Can you output the records below exactly as they are written?
___ Source records ___
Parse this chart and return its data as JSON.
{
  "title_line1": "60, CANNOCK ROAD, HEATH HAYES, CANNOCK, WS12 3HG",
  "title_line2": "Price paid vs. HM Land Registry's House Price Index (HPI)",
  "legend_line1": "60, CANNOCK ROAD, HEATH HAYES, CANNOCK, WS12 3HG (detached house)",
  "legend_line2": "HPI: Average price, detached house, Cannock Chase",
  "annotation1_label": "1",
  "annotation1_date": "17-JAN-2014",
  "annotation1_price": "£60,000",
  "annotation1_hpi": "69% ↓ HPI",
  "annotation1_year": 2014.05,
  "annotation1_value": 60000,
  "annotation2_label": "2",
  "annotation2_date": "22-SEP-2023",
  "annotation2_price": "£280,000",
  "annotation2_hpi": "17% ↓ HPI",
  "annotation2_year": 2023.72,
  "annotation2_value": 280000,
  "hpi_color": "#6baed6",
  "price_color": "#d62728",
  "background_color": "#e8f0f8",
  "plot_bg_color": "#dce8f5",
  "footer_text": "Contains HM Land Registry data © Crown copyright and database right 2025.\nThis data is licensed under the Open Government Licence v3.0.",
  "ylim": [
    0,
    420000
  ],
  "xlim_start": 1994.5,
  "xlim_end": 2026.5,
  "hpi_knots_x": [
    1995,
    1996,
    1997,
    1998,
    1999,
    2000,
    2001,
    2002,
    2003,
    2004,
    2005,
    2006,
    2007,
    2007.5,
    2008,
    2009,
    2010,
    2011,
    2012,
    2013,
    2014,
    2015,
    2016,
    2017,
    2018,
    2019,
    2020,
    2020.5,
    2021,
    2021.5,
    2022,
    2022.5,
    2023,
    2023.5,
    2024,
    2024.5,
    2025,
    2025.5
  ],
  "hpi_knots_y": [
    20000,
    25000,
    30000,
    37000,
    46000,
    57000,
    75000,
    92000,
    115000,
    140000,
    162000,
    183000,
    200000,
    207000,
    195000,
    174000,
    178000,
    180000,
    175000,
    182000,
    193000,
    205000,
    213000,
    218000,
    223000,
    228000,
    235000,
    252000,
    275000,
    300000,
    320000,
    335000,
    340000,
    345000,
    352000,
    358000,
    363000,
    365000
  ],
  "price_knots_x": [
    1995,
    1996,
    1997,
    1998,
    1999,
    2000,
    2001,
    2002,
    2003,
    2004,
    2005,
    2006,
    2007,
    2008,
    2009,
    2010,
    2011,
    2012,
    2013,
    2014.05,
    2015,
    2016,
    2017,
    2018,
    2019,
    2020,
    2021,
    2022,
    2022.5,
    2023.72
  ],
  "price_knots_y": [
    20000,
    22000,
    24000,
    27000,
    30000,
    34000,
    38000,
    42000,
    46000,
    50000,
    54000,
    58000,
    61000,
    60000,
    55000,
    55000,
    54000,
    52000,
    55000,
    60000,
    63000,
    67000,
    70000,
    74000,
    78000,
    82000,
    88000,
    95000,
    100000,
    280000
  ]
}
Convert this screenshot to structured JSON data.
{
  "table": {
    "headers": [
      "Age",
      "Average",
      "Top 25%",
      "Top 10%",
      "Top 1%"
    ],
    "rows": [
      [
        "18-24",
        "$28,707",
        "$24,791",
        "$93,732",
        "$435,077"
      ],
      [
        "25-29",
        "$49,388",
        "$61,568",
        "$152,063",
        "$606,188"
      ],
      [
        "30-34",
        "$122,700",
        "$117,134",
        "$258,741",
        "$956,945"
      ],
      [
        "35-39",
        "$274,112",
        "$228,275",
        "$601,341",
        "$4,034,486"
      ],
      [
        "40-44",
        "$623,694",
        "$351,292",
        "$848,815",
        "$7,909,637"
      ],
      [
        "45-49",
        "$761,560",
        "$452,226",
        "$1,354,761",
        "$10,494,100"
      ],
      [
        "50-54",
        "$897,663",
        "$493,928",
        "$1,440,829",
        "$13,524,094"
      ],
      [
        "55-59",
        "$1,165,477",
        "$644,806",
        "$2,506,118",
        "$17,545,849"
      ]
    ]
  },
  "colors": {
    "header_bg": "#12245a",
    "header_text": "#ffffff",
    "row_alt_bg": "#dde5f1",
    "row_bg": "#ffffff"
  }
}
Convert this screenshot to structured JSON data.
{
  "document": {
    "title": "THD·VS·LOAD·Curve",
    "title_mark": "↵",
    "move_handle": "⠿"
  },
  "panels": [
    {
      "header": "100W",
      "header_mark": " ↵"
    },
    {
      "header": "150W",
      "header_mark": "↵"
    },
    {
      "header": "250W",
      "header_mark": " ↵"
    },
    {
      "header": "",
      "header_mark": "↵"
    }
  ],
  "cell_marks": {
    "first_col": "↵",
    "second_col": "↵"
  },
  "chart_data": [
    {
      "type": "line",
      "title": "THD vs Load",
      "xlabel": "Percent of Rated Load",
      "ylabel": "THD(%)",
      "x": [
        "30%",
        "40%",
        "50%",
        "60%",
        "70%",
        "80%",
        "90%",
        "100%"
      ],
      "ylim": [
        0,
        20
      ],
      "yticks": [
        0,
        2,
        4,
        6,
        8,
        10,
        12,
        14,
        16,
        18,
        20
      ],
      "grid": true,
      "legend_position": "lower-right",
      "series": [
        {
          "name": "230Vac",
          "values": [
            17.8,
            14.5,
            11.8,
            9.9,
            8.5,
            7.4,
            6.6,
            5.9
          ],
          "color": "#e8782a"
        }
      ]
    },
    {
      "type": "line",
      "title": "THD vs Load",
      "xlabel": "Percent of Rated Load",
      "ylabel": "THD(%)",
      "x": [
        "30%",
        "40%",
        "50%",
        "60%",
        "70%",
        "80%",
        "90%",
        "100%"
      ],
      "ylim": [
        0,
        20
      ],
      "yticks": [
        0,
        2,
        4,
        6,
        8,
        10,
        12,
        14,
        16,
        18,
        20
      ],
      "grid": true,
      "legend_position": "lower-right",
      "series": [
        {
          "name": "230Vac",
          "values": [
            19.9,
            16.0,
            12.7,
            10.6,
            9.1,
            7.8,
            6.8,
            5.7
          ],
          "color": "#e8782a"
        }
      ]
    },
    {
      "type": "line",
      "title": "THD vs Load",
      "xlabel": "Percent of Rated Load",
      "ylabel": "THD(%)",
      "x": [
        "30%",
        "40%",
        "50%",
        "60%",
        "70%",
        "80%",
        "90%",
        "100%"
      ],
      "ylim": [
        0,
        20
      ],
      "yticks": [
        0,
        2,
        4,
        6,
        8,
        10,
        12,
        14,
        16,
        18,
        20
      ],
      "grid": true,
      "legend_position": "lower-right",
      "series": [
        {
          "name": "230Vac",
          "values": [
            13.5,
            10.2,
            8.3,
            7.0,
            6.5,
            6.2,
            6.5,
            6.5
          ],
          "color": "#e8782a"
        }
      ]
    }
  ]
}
___
# The solution:
Parse this chart and return its data as JSON.
{
  "title_line1": "60, CANNOCK ROAD, HEATH HAYES, CANNOCK, WS12 3HG",
  "title_line2": "Price paid vs. HM Land Registry's House Price Index (HPI)",
  "legend_line1": "60, CANNOCK ROAD, HEATH HAYES, CANNOCK, WS12 3HG (detached house)",
  "legend_line2": "HPI: Average price, detached house, Cannock Chase",
  "annotation1_label": "1",
  "annotation1_date": "17-JAN-2014",
  "annotation1_price": "£60,000",
  "annotation1_hpi": "69% ↓ HPI",
  "annotation1_year": 2014.05,
  "annotation1_value": 60000,
  "annotation2_label": "2",
  "annotation2_date": "22-SEP-2023",
  "annotation2_price": "£280,000",
  "annotation2_hpi": "17% ↓ HPI",
  "annotation2_year": 2023.72,
  "annotation2_value": 280000,
  "hpi_color": "#6baed6",
  "price_color": "#d62728",
  "background_color": "#e8f0f8",
  "plot_bg_color": "#dce8f5",
  "footer_text": "Contains HM Land Registry data © Crown copyright and database right 2025.\nThis data is licensed under the Open Government Licence v3.0.",
  "ylim": [
    0,
    420000
  ],
  "xlim_start": 1994.5,
  "xlim_end": 2026.5,
  "hpi_knots_x": [
    1995,
    1996,
    1997,
    1998,
    1999,
    2000,
    2001,
    2002,
    2003,
    2004,
    2005,
    2006,
    2007,
    2007.5,
    2008,
    2009,
    2010,
    2011,
    2012,
    2013,
    2014,
    2015,
    2016,
    2017,
    2018,
    2019,
    2020,
    2020.5,
    2021,
    2021.5,
    2022,
    2022.5,
    2023,
    2023.5,
    2024,
    2024.5,
    2025,
    2025.5
  ],
  "hpi_knots_y": [
    20000,
    25000,
    30000,
    37000,
    46000,
    57000,
    75000,
    92000,
    115000,
    140000,
    162000,
    183000,
    200000,
    207000,
    195000,
    174000,
    178000,
    180000,
    175000,
    182000,
    193000,
    205000,
    213000,
    218000,
    223000,
    228000,
    235000,
    252000,
    275000,
    300000,
    320000,
    335000,
    340000,
    345000,
    352000,
    358000,
    363000,
    365000
  ],
  "price_knots_x": [
    1995,
    1996,
    1997,
    1998,
    1999,
    2000,
    2001,
    2002,
    2003,
    2004,
    2005,
    2006,
    2007,
    2008,
    2009,
    2010,
    2011,
    2012,
    2013,
    2014.05,
    2015,
    2016,
    2017,
    2018,
    2019,
    2020,
    2021,
    2022,
    2022.5,
    2023.72
  ],
  "price_knots_y": [
    20000,
    22000,
    24000,
    27000,
    30000,
    34000,
    38000,
    42000,
    46000,
    50000,
    54000,
    58000,
    61000,
    60000,
    55000,
    55000,
    54000,
    52000,
    55000,
    60000,
    63000,
    67000,
    70000,
    74000,
    78000,
    82000,
    88000,
    95000,
    100000,
    280000
  ]
}
Convert this screenshot to structured JSON data.
{
  "table": {
    "headers": [
      "Age",
      "Average",
      "Top 25%",
      "Top 10%",
      "Top 1%"
    ],
    "rows": [
      [
        "18-24",
        "$28,707",
        "$24,791",
        "$93,732",
        "$435,077"
      ],
      [
        "25-29",
        "$49,388",
        "$61,568",
        "$152,063",
        "$606,188"
      ],
      [
        "30-34",
        "$122,700",
        "$117,134",
        "$258,741",
        "$956,945"
      ],
      [
        "35-39",
        "$274,112",
        "$228,275",
        "$601,341",
        "$4,034,486"
      ],
      [
        "40-44",
        "$623,694",
        "$351,292",
        "$848,815",
        "$7,909,637"
      ],
      [
        "45-49",
        "$761,560",
        "$452,226",
        "$1,354,761",
        "$10,494,100"
      ],
      [
        "50-54",
        "$897,663",
        "$493,928",
        "$1,440,829",
        "$13,524,094"
      ],
      [
        "55-59",
        "$1,165,477",
        "$644,806",
        "$2,506,118",
        "$17,545,849"
      ]
    ]
  },
  "colors": {
    "header_bg": "#12245a",
    "header_text": "#ffffff",
    "row_alt_bg": "#dde5f1",
    "row_bg": "#ffffff"
  }
}
Convert this screenshot to structured JSON data.
{
  "document": {
    "title": "THD·VS·LOAD·Curve",
    "title_mark": "↵",
    "move_handle": "⠿"
  },
  "panels": [
    {
      "header": "100W",
      "header_mark": " ↵"
    },
    {
      "header": "150W",
      "header_mark": "↵"
    },
    {
      "header": "250W",
      "header_mark": " ↵"
    },
    {
      "header": "",
      "header_mark": "↵"
    }
  ],
  "cell_marks": {
    "first_col": "↵",
    "second_col": "↵"
  },
  "chart_data": [
    {
      "type": "line",
      "title": "THD vs Load",
      "xlabel": "Percent of Rated Load",
      "ylabel": "THD(%)",
      "x": [
        "30%",
        "40%",
        "50%",
        "60%",
        "70%",
        "80%",
        "90%",
        "100%"
      ],
      "ylim": [
        0,
        20
      ],
      "yticks": [
        0,
        2,
        4,
        6,
        8,
        10,
        12,
        14,
        16,
        18,
        20
      ],
      "grid": true,
      "legend_position": "lower-right",
      "series": [
        {
          "name": "230Vac",
          "values": [
            17.8,
            14.5,
            11.8,
            9.9,
            8.5,
            7.4,
            6.6,
            5.9
          ],
          "color": "#e8782a"
        }
      ]
    },
    {
      "type": "line",
      "title": "THD vs Load",
      "xlabel": "Percent of Rated Load",
      "ylabel": "THD(%)",
      "x": [
        "30%",
        "40%",
        "50%",
        "60%",
        "70%",
        "80%",
        "90%",
        "100%"
      ],
      "ylim": [
        0,
        20
      ],
      "yticks": [
        0,
        2,
        4,
        6,
        8,
        10,
        12,
        14,
        16,
        18,
        20
      ],
      "grid": true,
      "legend_position": "lower-right",
      "series": [
        {
          "name": "230Vac",
          "values": [
            19.9,
            16.0,
            12.7,
            10.6,
            9.1,
            7.8,
            6.8,
            5.7
          ],
          "color": "#e8782a"
        }
      ]
    },
    {
      "type": "line",
      "title": "THD vs Load",
      "xlabel": "Percent of Rated Load",
      "ylabel": "THD(%)",
      "x": [
        "30%",
        "40%",
        "50%",
        "60%",
        "70%",
        "80%",
        "90%",
        "100%"
      ],
      "ylim": [
        0,
        20
      ],
      "yticks": [
        0,
        2,
        4,
        6,
        8,
        10,
        12,
        14,
        16,
        18,
        20
      ],
      "grid": true,
      "legend_position": "lower-right",
      "series": [
        {
          "name": "230Vac",
          "values": [
            13.5,
            10.2,
            8.3,
            7.0,
            6.5,
            6.2,
            6.5,
            6.5
          ],
          "color": "#e8782a"
        }
      ]
    }
  ]
}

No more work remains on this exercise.